** START OF ENTRIES **
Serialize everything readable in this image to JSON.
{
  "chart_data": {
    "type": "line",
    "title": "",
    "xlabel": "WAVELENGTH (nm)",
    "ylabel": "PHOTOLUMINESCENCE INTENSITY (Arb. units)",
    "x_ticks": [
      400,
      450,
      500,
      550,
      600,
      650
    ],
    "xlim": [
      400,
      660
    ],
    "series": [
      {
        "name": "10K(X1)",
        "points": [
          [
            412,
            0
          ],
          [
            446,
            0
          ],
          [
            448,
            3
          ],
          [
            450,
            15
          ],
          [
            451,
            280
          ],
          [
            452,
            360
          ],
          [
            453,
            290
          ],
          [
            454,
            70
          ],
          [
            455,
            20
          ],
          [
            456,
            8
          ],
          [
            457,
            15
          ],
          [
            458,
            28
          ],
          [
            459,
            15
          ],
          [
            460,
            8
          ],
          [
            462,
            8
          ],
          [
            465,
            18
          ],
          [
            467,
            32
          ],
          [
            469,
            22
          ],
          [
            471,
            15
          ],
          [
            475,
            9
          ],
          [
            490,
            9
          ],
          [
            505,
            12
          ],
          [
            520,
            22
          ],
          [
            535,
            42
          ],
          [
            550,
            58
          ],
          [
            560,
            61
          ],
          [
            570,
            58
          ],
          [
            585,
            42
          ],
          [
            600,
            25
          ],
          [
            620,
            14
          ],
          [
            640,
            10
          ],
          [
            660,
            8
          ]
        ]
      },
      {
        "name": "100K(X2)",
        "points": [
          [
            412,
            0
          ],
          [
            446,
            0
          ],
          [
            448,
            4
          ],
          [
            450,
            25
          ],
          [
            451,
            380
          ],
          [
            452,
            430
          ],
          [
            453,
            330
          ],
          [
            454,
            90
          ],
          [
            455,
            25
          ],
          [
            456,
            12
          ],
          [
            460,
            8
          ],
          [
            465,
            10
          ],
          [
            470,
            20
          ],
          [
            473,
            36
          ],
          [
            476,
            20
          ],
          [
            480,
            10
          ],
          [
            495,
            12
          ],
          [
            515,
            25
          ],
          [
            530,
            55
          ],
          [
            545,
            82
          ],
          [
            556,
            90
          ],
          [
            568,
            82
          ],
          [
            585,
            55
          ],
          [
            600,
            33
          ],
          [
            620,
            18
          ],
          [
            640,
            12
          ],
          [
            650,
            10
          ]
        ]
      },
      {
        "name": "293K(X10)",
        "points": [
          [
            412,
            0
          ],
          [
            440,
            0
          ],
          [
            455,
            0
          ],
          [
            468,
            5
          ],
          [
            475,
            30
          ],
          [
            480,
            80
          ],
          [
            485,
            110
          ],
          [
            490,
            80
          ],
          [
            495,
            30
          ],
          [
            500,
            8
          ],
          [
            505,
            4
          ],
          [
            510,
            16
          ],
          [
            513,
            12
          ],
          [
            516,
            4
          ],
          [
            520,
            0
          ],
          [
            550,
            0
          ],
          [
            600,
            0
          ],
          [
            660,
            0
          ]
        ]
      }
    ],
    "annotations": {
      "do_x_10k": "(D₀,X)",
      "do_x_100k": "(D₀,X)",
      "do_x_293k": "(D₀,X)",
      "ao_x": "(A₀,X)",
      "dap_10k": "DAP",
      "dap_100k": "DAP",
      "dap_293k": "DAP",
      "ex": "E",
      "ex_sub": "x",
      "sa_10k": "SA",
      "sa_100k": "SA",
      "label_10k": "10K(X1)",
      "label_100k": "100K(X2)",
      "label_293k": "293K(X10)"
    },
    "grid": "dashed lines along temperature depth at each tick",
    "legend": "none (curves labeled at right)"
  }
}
** END OF ENTRIES **
◆ GOAL: Print the records above exactly as they appear.

◆ EXPECTED ANSWER:
Serialize everything readable in this image to JSON.
{
  "chart_data": {
    "type": "line",
    "title": "",
    "xlabel": "WAVELENGTH (nm)",
    "ylabel": "PHOTOLUMINESCENCE INTENSITY (Arb. units)",
    "x_ticks": [
      400,
      450,
      500,
      550,
      600,
      650
    ],
    "xlim": [
      400,
      660
    ],
    "series": [
      {
        "name": "10K(X1)",
        "points": [
          [
            412,
            0
          ],
          [
            446,
            0
          ],
          [
            448,
            3
          ],
          [
            450,
            15
          ],
          [
            451,
            280
          ],
          [
            452,
            360
          ],
          [
            453,
            290
          ],
          [
            454,
            70
          ],
          [
            455,
            20
          ],
          [
            456,
            8
          ],
          [
            457,
            15
          ],
          [
            458,
            28
          ],
          [
            459,
            15
          ],
          [
            460,
            8
          ],
          [
            462,
            8
          ],
          [
            465,
            18
          ],
          [
            467,
            32
          ],
          [
            469,
            22
          ],
          [
            471,
            15
          ],
          [
            475,
            9
          ],
          [
            490,
            9
          ],
          [
            505,
            12
          ],
          [
            520,
            22
          ],
          [
            535,
            42
          ],
          [
            550,
            58
          ],
          [
            560,
            61
          ],
          [
            570,
            58
          ],
          [
            585,
            42
          ],
          [
            600,
            25
          ],
          [
            620,
            14
          ],
          [
            640,
            10
          ],
          [
            660,
            8
          ]
        ]
      },
      {
        "name": "100K(X2)",
        "points": [
          [
            412,
            0
          ],
          [
            446,
            0
          ],
          [
            448,
            4
          ],
          [
            450,
            25
          ],
          [
            451,
            380
          ],
          [
            452,
            430
          ],
          [
            453,
            330
          ],
          [
            454,
            90
          ],
          [
            455,
            25
          ],
          [
            456,
            12
          ],
          [
            460,
            8
          ],
          [
            465,
            10
          ],
          [
            470,
            20
          ],
          [
            473,
            36
          ],
          [
            476,
            20
          ],
          [
            480,
            10
          ],
          [
            495,
            12
          ],
          [
            515,
            25
          ],
          [
            530,
            55
          ],
          [
            545,
            82
          ],
          [
            556,
            90
          ],
          [
            568,
            82
          ],
          [
            585,
            55
          ],
          [
            600,
            33
          ],
          [
            620,
            18
          ],
          [
            640,
            12
          ],
          [
            650,
            10
          ]
        ]
      },
      {
        "name": "293K(X10)",
        "points": [
          [
            412,
            0
          ],
          [
            440,
            0
          ],
          [
            455,
            0
          ],
          [
            468,
            5
          ],
          [
            475,
            30
          ],
          [
            480,
            80
          ],
          [
            485,
            110
          ],
          [
            490,
            80
          ],
          [
            495,
            30
          ],
          [
            500,
            8
          ],
          [
            505,
            4
          ],
          [
            510,
            16
          ],
          [
            513,
            12
          ],
          [
            516,
            4
          ],
          [
            520,
            0
          ],
          [
            550,
            0
          ],
          [
            600,
            0
          ],
          [
            660,
            0
          ]
        ]
      }
    ],
    "annotations": {
      "do_x_10k": "(D₀,X)",
      "do_x_100k": "(D₀,X)",
      "do_x_293k": "(D₀,X)",
      "ao_x": "(A₀,X)",
      "dap_10k": "DAP",
      "dap_100k": "DAP",
      "dap_293k": "DAP",
      "ex": "E",
      "ex_sub": "x",
      "sa_10k": "SA",
      "sa_100k": "SA",
      "label_10k": "10K(X1)",
      "label_100k": "100K(X2)",
      "label_293k": "293K(X10)"
    },
    "grid": "dashed lines along temperature depth at each tick",
    "legend": "none (curves labeled at right)"
  }
}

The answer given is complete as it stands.